__What needs to be done__. Look through the material and copy each line holding "this".

__Provided data__.
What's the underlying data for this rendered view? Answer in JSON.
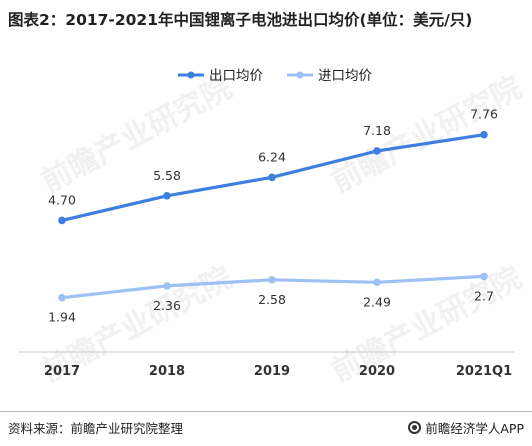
{
  "title": "图表2：2017-2021年中国锂离子电池进出口均价(单位：美元/只)",
  "source": "资料来源：前瞻产业研究院整理",
  "brand": "前瞻经济学人APP",
  "watermark": "前瞻产业研究院",
  "chart_data": {
    "type": "line",
    "categories": [
      "2017",
      "2018",
      "2019",
      "2020",
      "2021Q1"
    ],
    "series": [
      {
        "name": "出口均价",
        "values": [
          4.7,
          5.58,
          6.24,
          7.18,
          7.76
        ],
        "labels": [
          "4.70",
          "5.58",
          "6.24",
          "7.18",
          "7.76"
        ],
        "color": "#3d7fe0"
      },
      {
        "name": "进口均价",
        "values": [
          1.94,
          2.36,
          2.58,
          2.49,
          2.7
        ],
        "labels": [
          "1.94",
          "2.36",
          "2.58",
          "2.49",
          "2.7"
        ],
        "color": "#9fc0f3"
      }
    ],
    "ylim": [
      0,
      9
    ],
    "grid": false,
    "legend": "top-center"
  }
}
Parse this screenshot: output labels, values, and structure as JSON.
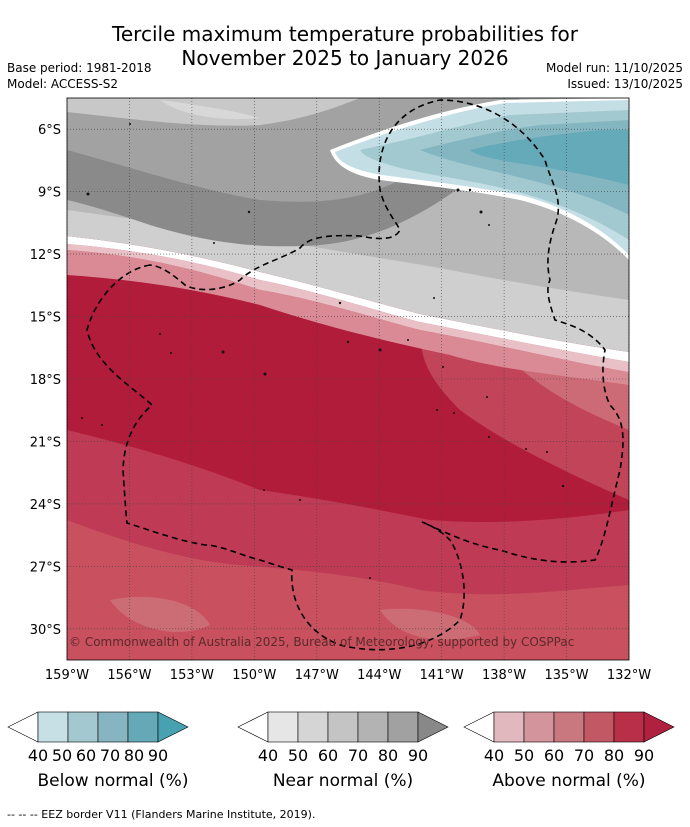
{
  "title": {
    "line1": "Tercile maximum temperature probabilities for",
    "line2": "November 2025 to January 2026"
  },
  "meta": {
    "base_period": "Base period: 1981-2018",
    "model": "Model: ACCESS-S2",
    "model_run": "Model run: 11/10/2025",
    "issued": "Issued: 13/10/2025"
  },
  "map": {
    "lat_labels": [
      "6°S",
      "9°S",
      "12°S",
      "15°S",
      "18°S",
      "21°S",
      "24°S",
      "27°S",
      "30°S"
    ],
    "lon_labels": [
      "159°W",
      "156°W",
      "153°W",
      "150°W",
      "147°W",
      "144°W",
      "141°W",
      "138°W",
      "135°W",
      "132°W"
    ],
    "lat_range": [
      -4.5,
      -31.5
    ],
    "lon_range": [
      -159,
      -132
    ],
    "copyright": "© Commonwealth of Australia 2025, Bureau of Meteorology, supported by COSPPac"
  },
  "legends": [
    {
      "name": "below",
      "title": "Below normal (%)",
      "ticks": [
        "40",
        "50",
        "60",
        "70",
        "80",
        "90"
      ],
      "colors": [
        "#ffffff",
        "#c6e0e6",
        "#a4c8cf",
        "#86b5c1",
        "#65a9b7",
        "#48a1b1"
      ]
    },
    {
      "name": "near",
      "title": "Near normal (%)",
      "ticks": [
        "40",
        "50",
        "60",
        "70",
        "80",
        "90"
      ],
      "colors": [
        "#ffffff",
        "#e6e6e6",
        "#d5d5d5",
        "#c4c4c4",
        "#b3b3b3",
        "#a1a1a1",
        "#888888"
      ]
    },
    {
      "name": "above",
      "title": "Above normal (%)",
      "ticks": [
        "40",
        "50",
        "60",
        "70",
        "80",
        "90"
      ],
      "colors": [
        "#ffffff",
        "#e2b8bf",
        "#d4949c",
        "#c97880",
        "#c35865",
        "#b73048",
        "#b02140"
      ]
    }
  ],
  "footnote": "--  --  -- EEZ border V11 (Flanders Marine Institute, 2019)."
}
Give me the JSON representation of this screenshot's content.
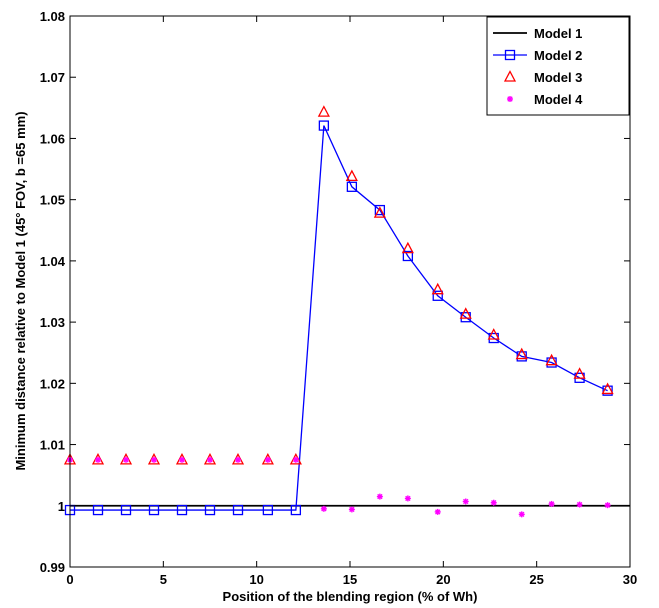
{
  "chart_data": {
    "type": "line",
    "title": "",
    "xlabel": "Position of the blending region (% of Wh)",
    "ylabel": "Minimum distance relative to Model 1 (45° FOV, b =65 mm)",
    "xlim": [
      0,
      30
    ],
    "ylim": [
      0.99,
      1.08
    ],
    "xticks": [
      0,
      5,
      10,
      15,
      20,
      25,
      30
    ],
    "xtick_labels": [
      "0",
      "5",
      "10",
      "15",
      "20",
      "25",
      "30"
    ],
    "yticks": [
      0.99,
      1.0,
      1.01,
      1.02,
      1.03,
      1.04,
      1.05,
      1.06,
      1.07,
      1.08
    ],
    "ytick_labels": [
      "0.99",
      "1",
      "1.01",
      "1.02",
      "1.03",
      "1.04",
      "1.05",
      "1.06",
      "1.07",
      "1.08"
    ],
    "grid": false,
    "legend_position": "top-right",
    "x": [
      0,
      1.5,
      3.0,
      4.5,
      6.0,
      7.5,
      9.0,
      10.6,
      12.1,
      13.6,
      15.1,
      16.6,
      18.1,
      19.7,
      21.2,
      22.7,
      24.2,
      25.8,
      27.3,
      28.8
    ],
    "series": [
      {
        "name": "Model 1",
        "style": "line",
        "color": "#000000",
        "x": [
          0,
          30
        ],
        "values": [
          1.0,
          1.0
        ]
      },
      {
        "name": "Model 2",
        "style": "line-square",
        "color": "#0000ff",
        "values": [
          0.9993,
          0.9993,
          0.9993,
          0.9993,
          0.9993,
          0.9993,
          0.9993,
          0.9993,
          0.9993,
          1.0621,
          1.0521,
          1.0483,
          1.0408,
          1.0343,
          1.0308,
          1.0274,
          1.0244,
          1.0234,
          1.0209,
          1.0188
        ]
      },
      {
        "name": "Model 3",
        "style": "triangle",
        "color": "#ff0000",
        "values": [
          1.0075,
          1.0075,
          1.0075,
          1.0075,
          1.0075,
          1.0075,
          1.0075,
          1.0075,
          1.0075,
          1.0643,
          1.0538,
          1.0478,
          1.042,
          1.0353,
          1.0313,
          1.0279,
          1.0247,
          1.0237,
          1.0215,
          1.019
        ]
      },
      {
        "name": "Model 4",
        "style": "asterisk",
        "color": "#ff00ff",
        "values": [
          1.0075,
          1.0075,
          1.0075,
          1.0075,
          1.0075,
          1.0075,
          1.0075,
          1.0075,
          1.0075,
          0.9995,
          0.9994,
          1.0015,
          1.0012,
          0.999,
          1.0007,
          1.0005,
          0.9986,
          1.0003,
          1.0002,
          1.0001
        ]
      }
    ]
  }
}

__In response__.
What's the underlying data for this rendered view? Answer in JSON.
Parse this screenshot: output labels, values, and structure as JSON.
Give me the JSON representation of this screenshot's content.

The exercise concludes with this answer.